**The problem**
Reproduce each line bearing the word "wish".

**Records shown**
┄┄┄┄┄┄┄┄┄┄┄┄┄┄┄┄┄┄┄┄
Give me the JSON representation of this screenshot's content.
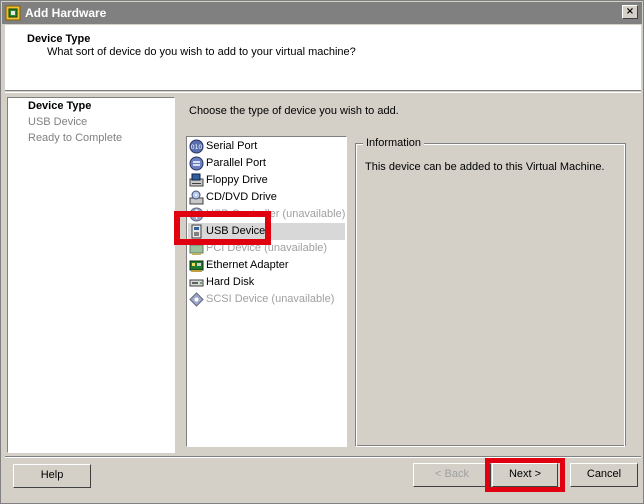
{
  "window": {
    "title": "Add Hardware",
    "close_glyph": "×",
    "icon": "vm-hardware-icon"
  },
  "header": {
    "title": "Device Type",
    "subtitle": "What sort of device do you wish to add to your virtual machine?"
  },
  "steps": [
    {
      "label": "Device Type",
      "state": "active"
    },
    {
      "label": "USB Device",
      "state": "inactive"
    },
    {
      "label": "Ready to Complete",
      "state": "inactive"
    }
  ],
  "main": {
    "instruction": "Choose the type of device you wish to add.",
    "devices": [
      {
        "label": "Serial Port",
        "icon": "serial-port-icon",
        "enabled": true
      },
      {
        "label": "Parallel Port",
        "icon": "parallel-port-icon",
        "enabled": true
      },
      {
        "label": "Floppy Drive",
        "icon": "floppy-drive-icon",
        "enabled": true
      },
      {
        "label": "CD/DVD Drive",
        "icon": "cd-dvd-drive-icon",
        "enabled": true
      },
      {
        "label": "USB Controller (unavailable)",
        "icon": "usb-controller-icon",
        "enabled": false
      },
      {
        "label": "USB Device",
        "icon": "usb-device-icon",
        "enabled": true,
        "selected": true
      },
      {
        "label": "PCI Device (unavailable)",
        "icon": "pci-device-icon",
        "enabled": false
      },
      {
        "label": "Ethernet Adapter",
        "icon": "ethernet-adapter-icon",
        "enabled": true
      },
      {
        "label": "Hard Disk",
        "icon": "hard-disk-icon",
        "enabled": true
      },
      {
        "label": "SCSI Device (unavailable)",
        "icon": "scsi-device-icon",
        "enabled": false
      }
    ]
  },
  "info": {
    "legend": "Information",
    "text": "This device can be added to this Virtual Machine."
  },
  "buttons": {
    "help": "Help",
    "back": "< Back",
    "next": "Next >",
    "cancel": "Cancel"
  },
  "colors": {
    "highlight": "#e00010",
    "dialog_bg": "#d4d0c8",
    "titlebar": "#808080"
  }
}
┄┄┄┄┄┄┄┄┄┄┄┄┄┄┄┄┄┄┄┄
**Solved problem**
    "subtitle": "What sort of device do you wish to add to your virtual machine?"
    "instruction": "Choose the type of device you wish to add.",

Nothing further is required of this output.